● PROBLEM TO SOLVE: Produce the listing below again, exactly as shown.

Data extracted from a collection
↓
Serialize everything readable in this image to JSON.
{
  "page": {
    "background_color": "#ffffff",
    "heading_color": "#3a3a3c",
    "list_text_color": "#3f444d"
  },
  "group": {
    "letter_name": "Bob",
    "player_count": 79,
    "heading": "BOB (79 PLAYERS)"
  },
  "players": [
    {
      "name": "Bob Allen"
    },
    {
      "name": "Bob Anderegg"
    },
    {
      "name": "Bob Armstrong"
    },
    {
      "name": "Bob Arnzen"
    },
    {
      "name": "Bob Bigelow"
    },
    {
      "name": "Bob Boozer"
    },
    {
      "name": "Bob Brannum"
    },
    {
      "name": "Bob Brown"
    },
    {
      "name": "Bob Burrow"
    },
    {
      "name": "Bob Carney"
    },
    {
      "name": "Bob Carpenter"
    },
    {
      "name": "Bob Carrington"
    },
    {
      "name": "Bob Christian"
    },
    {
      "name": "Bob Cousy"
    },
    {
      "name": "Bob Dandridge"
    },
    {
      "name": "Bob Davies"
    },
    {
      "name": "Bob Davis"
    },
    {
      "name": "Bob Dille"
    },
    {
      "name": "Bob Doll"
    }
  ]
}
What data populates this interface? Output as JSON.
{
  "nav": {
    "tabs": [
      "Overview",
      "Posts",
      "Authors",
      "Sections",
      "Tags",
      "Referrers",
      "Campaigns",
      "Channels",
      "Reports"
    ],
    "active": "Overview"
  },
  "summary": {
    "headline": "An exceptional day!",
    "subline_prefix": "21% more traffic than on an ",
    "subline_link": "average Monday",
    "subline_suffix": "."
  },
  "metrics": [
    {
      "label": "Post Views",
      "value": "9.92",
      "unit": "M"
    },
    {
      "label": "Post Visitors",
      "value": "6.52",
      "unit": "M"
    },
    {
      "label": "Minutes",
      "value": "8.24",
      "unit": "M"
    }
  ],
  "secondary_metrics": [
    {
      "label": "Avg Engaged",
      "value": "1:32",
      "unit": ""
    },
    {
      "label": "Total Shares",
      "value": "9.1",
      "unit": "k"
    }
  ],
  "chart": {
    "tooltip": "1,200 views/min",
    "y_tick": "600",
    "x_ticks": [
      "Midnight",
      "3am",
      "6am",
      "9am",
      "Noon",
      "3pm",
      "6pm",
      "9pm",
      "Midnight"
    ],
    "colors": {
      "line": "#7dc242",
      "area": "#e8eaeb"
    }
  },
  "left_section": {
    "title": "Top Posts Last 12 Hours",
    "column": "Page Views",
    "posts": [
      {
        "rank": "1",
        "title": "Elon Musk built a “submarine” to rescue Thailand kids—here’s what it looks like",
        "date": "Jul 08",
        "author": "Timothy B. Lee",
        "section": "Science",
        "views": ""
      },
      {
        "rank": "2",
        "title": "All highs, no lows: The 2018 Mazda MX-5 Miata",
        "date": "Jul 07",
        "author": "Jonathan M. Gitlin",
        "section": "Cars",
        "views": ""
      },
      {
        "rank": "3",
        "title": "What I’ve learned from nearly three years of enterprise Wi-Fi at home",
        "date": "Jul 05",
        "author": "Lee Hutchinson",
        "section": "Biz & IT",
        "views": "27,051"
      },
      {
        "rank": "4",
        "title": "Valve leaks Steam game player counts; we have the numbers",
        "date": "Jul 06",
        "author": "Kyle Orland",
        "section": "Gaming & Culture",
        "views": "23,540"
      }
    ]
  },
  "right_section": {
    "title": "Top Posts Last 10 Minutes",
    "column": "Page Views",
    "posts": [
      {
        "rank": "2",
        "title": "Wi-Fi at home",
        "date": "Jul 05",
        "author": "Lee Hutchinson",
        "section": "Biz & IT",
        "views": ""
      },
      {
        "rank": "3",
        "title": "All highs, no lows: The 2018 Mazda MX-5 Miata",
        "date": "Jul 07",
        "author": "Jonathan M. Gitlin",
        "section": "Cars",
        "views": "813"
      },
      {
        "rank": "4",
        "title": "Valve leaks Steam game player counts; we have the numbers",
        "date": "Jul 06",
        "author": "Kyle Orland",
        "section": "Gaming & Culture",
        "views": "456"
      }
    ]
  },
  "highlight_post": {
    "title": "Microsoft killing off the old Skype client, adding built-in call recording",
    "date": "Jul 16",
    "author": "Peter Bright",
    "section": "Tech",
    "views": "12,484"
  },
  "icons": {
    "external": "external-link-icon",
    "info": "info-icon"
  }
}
↑
● WRITTEN RESPONSE:
Serialize everything readable in this image to JSON.
{
  "page": {
    "background_color": "#ffffff",
    "heading_color": "#3a3a3c",
    "list_text_color": "#3f444d"
  },
  "group": {
    "letter_name": "Bob",
    "player_count": 79,
    "heading": "BOB (79 PLAYERS)"
  },
  "players": [
    {
      "name": "Bob Allen"
    },
    {
      "name": "Bob Anderegg"
    },
    {
      "name": "Bob Armstrong"
    },
    {
      "name": "Bob Arnzen"
    },
    {
      "name": "Bob Bigelow"
    },
    {
      "name": "Bob Boozer"
    },
    {
      "name": "Bob Brannum"
    },
    {
      "name": "Bob Brown"
    },
    {
      "name": "Bob Burrow"
    },
    {
      "name": "Bob Carney"
    },
    {
      "name": "Bob Carpenter"
    },
    {
      "name": "Bob Carrington"
    },
    {
      "name": "Bob Christian"
    },
    {
      "name": "Bob Cousy"
    },
    {
      "name": "Bob Dandridge"
    },
    {
      "name": "Bob Davies"
    },
    {
      "name": "Bob Davis"
    },
    {
      "name": "Bob Dille"
    },
    {
      "name": "Bob Doll"
    }
  ]
}
What data populates this interface? Output as JSON.
{
  "nav": {
    "tabs": [
      "Overview",
      "Posts",
      "Authors",
      "Sections",
      "Tags",
      "Referrers",
      "Campaigns",
      "Channels",
      "Reports"
    ],
    "active": "Overview"
  },
  "summary": {
    "headline": "An exceptional day!",
    "subline_prefix": "21% more traffic than on an ",
    "subline_link": "average Monday",
    "subline_suffix": "."
  },
  "metrics": [
    {
      "label": "Post Views",
      "value": "9.92",
      "unit": "M"
    },
    {
      "label": "Post Visitors",
      "value": "6.52",
      "unit": "M"
    },
    {
      "label": "Minutes",
      "value": "8.24",
      "unit": "M"
    }
  ],
  "secondary_metrics": [
    {
      "label": "Avg Engaged",
      "value": "1:32",
      "unit": ""
    },
    {
      "label": "Total Shares",
      "value": "9.1",
      "unit": "k"
    }
  ],
  "chart": {
    "tooltip": "1,200 views/min",
    "y_tick": "600",
    "x_ticks": [
      "Midnight",
      "3am",
      "6am",
      "9am",
      "Noon",
      "3pm",
      "6pm",
      "9pm",
      "Midnight"
    ],
    "colors": {
      "line": "#7dc242",
      "area": "#e8eaeb"
    }
  },
  "left_section": {
    "title": "Top Posts Last 12 Hours",
    "column": "Page Views",
    "posts": [
      {
        "rank": "1",
        "title": "Elon Musk built a “submarine” to rescue Thailand kids—here’s what it looks like",
        "date": "Jul 08",
        "author": "Timothy B. Lee",
        "section": "Science",
        "views": ""
      },
      {
        "rank": "2",
        "title": "All highs, no lows: The 2018 Mazda MX-5 Miata",
        "date": "Jul 07",
        "author": "Jonathan M. Gitlin",
        "section": "Cars",
        "views": ""
      },
      {
        "rank": "3",
        "title": "What I’ve learned from nearly three years of enterprise Wi-Fi at home",
        "date": "Jul 05",
        "author": "Lee Hutchinson",
        "section": "Biz & IT",
        "views": "27,051"
      },
      {
        "rank": "4",
        "title": "Valve leaks Steam game player counts; we have the numbers",
        "date": "Jul 06",
        "author": "Kyle Orland",
        "section": "Gaming & Culture",
        "views": "23,540"
      }
    ]
  },
  "right_section": {
    "title": "Top Posts Last 10 Minutes",
    "column": "Page Views",
    "posts": [
      {
        "rank": "2",
        "title": "Wi-Fi at home",
        "date": "Jul 05",
        "author": "Lee Hutchinson",
        "section": "Biz & IT",
        "views": ""
      },
      {
        "rank": "3",
        "title": "All highs, no lows: The 2018 Mazda MX-5 Miata",
        "date": "Jul 07",
        "author": "Jonathan M. Gitlin",
        "section": "Cars",
        "views": "813"
      },
      {
        "rank": "4",
        "title": "Valve leaks Steam game player counts; we have the numbers",
        "date": "Jul 06",
        "author": "Kyle Orland",
        "section": "Gaming & Culture",
        "views": "456"
      }
    ]
  },
  "highlight_post": {
    "title": "Microsoft killing off the old Skype client, adding built-in call recording",
    "date": "Jul 16",
    "author": "Peter Bright",
    "section": "Tech",
    "views": "12,484"
  },
  "icons": {
    "external": "external-link-icon",
    "info": "info-icon"
  }
}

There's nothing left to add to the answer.